Copy each line of the material below that includes the string "page".

Data records

■ ■ ■ ■ ■

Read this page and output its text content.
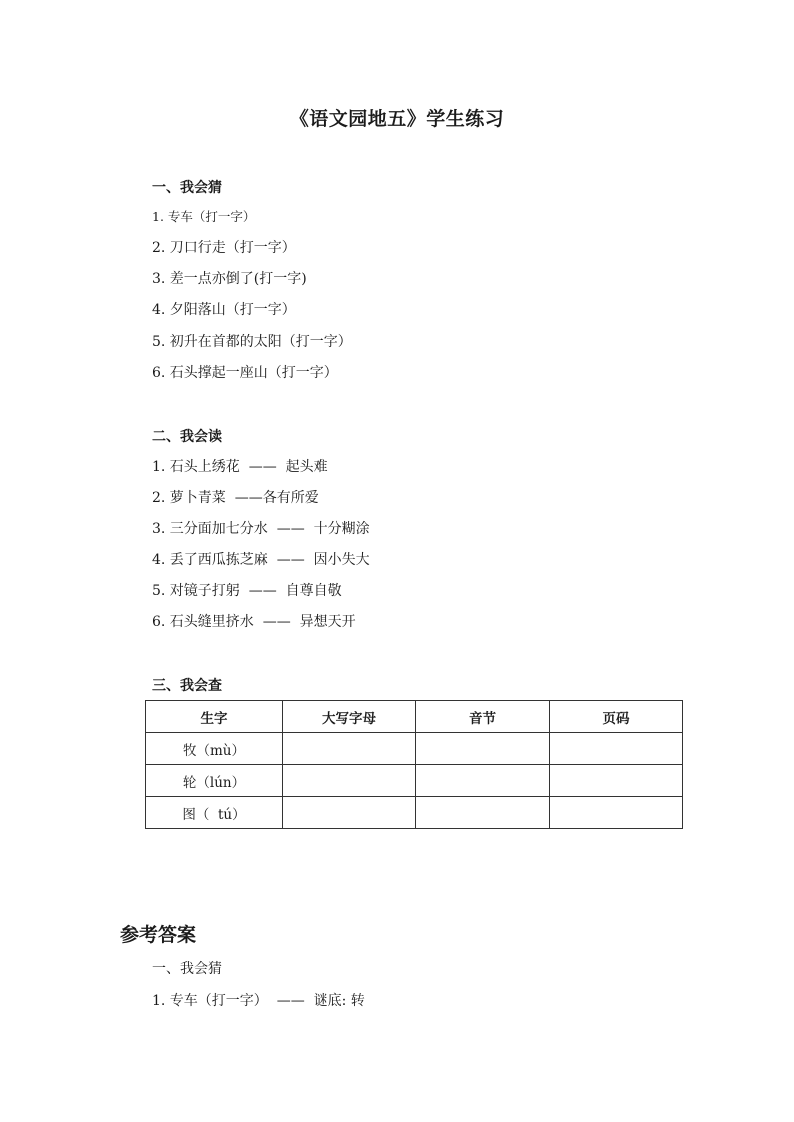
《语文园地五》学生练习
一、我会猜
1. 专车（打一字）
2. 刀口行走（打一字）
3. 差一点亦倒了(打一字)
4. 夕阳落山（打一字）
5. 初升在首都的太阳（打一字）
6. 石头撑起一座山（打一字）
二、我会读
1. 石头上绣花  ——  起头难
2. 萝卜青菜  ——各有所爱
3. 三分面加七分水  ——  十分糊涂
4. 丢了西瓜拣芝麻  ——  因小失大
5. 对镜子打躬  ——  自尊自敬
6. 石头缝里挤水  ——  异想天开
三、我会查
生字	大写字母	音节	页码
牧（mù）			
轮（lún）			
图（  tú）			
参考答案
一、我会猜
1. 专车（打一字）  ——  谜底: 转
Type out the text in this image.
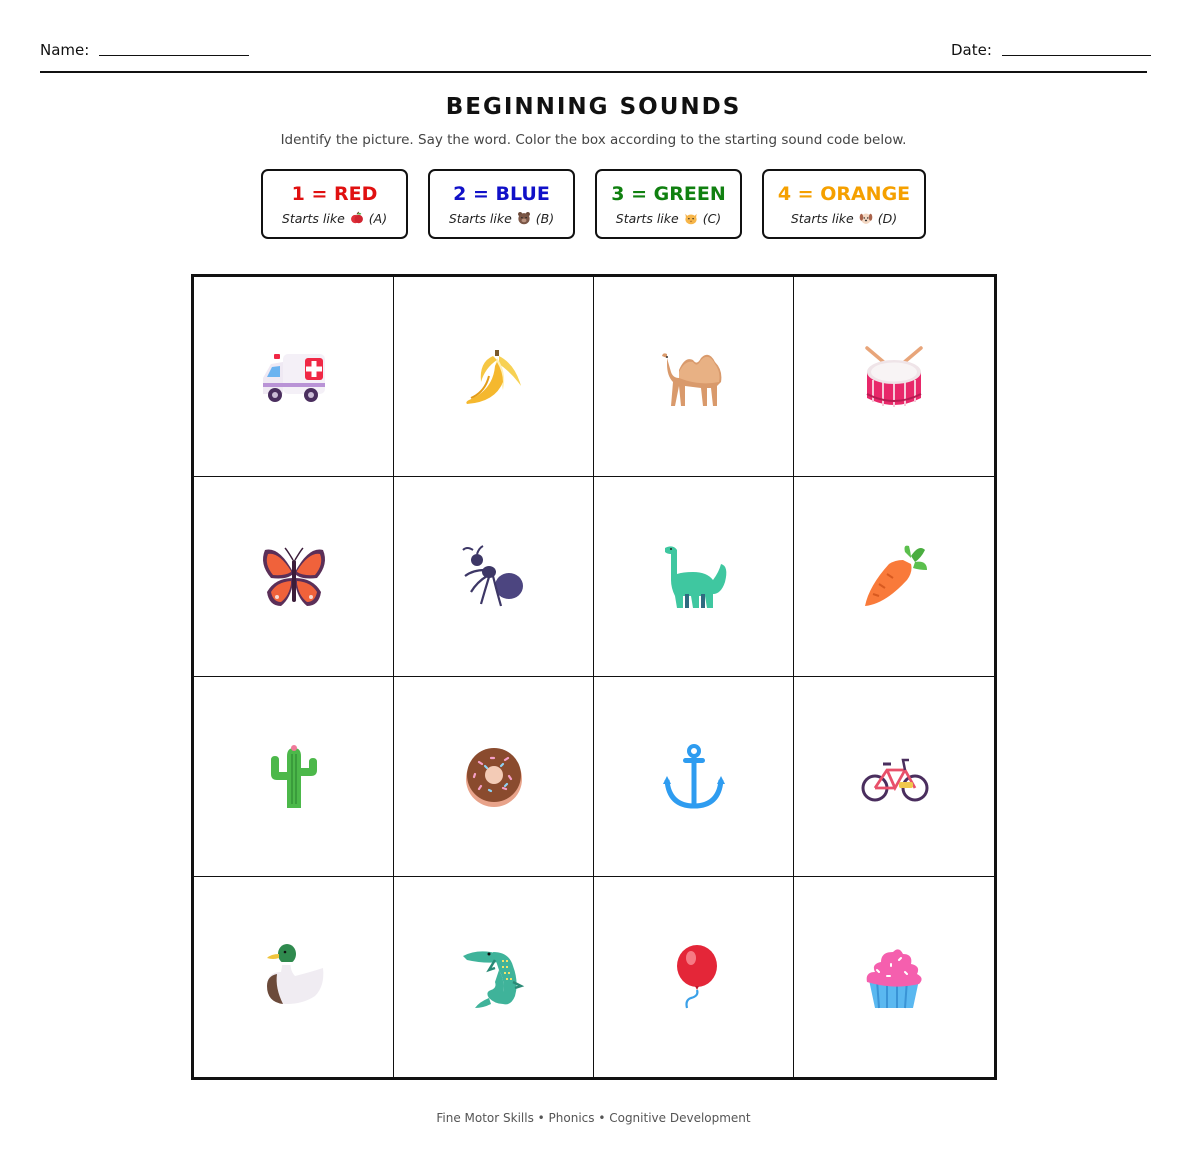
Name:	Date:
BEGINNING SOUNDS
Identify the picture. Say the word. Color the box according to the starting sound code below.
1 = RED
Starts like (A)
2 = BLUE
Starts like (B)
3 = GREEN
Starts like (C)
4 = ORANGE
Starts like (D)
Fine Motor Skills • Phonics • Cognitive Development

■ ■ ■ ■ ■

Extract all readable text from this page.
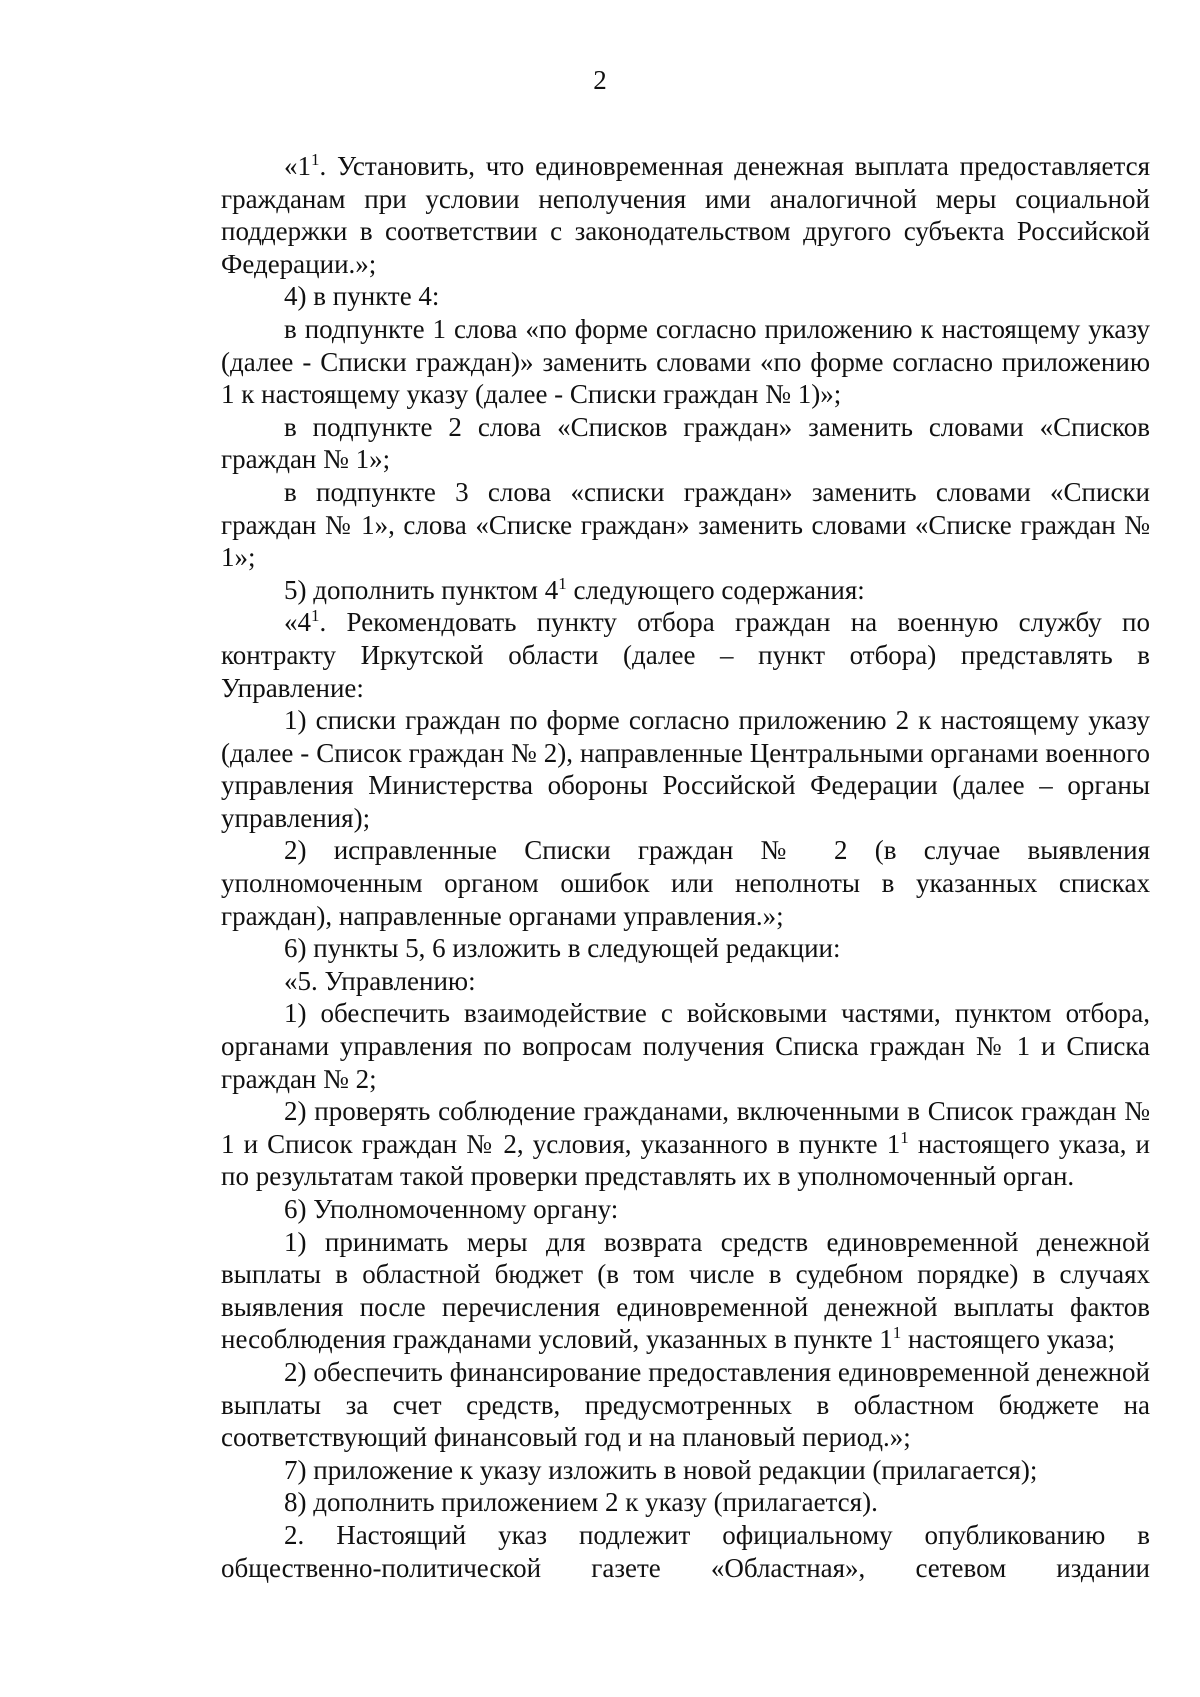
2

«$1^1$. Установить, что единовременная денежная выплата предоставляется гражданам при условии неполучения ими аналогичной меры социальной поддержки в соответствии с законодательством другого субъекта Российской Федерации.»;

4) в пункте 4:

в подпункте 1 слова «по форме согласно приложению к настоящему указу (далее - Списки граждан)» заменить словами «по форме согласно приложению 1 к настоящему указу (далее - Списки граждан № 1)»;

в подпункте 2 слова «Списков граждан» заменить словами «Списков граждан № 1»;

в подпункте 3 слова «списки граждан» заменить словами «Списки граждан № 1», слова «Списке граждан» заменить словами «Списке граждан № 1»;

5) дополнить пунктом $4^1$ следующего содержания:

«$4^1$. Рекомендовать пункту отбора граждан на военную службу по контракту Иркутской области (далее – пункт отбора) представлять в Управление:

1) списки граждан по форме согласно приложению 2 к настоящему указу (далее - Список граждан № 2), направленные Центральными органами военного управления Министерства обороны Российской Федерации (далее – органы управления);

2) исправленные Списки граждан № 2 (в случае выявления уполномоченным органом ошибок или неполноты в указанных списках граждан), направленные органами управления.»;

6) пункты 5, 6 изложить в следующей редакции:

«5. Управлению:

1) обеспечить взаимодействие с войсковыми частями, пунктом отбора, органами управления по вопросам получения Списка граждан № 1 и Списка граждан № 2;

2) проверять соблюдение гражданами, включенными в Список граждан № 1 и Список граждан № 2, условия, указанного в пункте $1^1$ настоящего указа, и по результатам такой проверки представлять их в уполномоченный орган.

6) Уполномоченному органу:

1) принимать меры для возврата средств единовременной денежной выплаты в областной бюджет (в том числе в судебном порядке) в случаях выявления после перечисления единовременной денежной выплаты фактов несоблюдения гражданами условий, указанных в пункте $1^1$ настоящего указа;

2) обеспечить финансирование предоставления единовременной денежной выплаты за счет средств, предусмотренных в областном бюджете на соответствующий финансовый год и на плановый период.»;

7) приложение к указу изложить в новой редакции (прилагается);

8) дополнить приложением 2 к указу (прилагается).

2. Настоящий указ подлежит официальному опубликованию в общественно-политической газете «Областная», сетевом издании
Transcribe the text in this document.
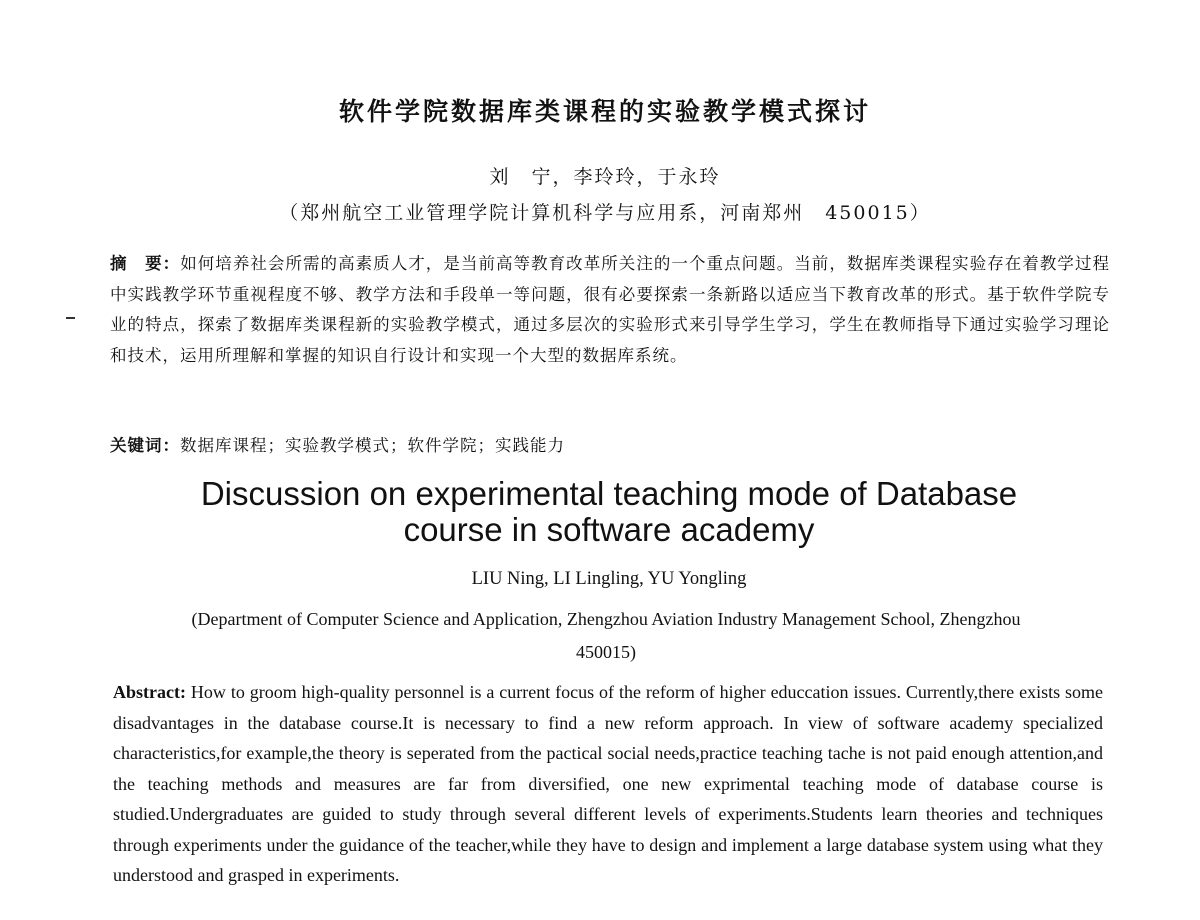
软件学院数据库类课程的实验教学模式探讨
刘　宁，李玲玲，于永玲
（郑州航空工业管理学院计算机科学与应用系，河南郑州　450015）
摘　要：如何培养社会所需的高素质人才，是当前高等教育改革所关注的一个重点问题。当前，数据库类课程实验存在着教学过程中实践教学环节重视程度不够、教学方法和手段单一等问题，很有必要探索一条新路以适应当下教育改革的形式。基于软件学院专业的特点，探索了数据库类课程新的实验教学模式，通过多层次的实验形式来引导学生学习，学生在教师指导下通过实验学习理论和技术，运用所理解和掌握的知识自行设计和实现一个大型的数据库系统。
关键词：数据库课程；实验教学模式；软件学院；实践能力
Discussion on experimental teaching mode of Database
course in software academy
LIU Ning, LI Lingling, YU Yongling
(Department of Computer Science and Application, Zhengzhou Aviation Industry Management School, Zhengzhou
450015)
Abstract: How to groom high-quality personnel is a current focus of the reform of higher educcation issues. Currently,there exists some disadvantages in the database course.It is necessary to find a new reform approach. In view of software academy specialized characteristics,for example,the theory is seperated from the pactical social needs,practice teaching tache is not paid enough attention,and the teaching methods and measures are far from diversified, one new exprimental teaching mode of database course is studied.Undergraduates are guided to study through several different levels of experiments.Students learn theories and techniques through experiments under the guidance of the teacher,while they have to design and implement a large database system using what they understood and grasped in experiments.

■ ■ ■ ■ ■

RESULT OF THIS TASK:
Read this page and output its text content.
Extract all readable text from this page.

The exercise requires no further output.